Work required. Take the material below and write it all out again exactly.

Some records

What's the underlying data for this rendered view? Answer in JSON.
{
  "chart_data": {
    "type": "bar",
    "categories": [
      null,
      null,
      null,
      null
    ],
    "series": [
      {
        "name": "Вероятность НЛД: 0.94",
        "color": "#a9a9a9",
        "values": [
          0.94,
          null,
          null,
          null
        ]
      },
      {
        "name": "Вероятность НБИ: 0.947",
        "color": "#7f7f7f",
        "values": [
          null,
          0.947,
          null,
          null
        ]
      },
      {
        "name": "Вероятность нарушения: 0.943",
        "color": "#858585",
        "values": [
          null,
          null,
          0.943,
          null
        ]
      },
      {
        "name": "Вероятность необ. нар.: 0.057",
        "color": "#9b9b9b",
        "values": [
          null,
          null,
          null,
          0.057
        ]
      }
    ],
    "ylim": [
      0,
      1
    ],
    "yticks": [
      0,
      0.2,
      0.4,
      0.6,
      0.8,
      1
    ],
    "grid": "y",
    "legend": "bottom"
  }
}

Output below.
What's the underlying data for this rendered view? Answer in JSON.
{
  "chart_data": {
    "type": "bar",
    "categories": [
      null,
      null,
      null,
      null
    ],
    "series": [
      {
        "name": "Вероятность НЛД: 0.94",
        "color": "#a9a9a9",
        "values": [
          0.94,
          null,
          null,
          null
        ]
      },
      {
        "name": "Вероятность НБИ: 0.947",
        "color": "#7f7f7f",
        "values": [
          null,
          0.947,
          null,
          null
        ]
      },
      {
        "name": "Вероятность нарушения: 0.943",
        "color": "#858585",
        "values": [
          null,
          null,
          0.943,
          null
        ]
      },
      {
        "name": "Вероятность необ. нар.: 0.057",
        "color": "#9b9b9b",
        "values": [
          null,
          null,
          null,
          0.057
        ]
      }
    ],
    "ylim": [
      0,
      1
    ],
    "yticks": [
      0,
      0.2,
      0.4,
      0.6,
      0.8,
      1
    ],
    "grid": "y",
    "legend": "bottom"
  }
}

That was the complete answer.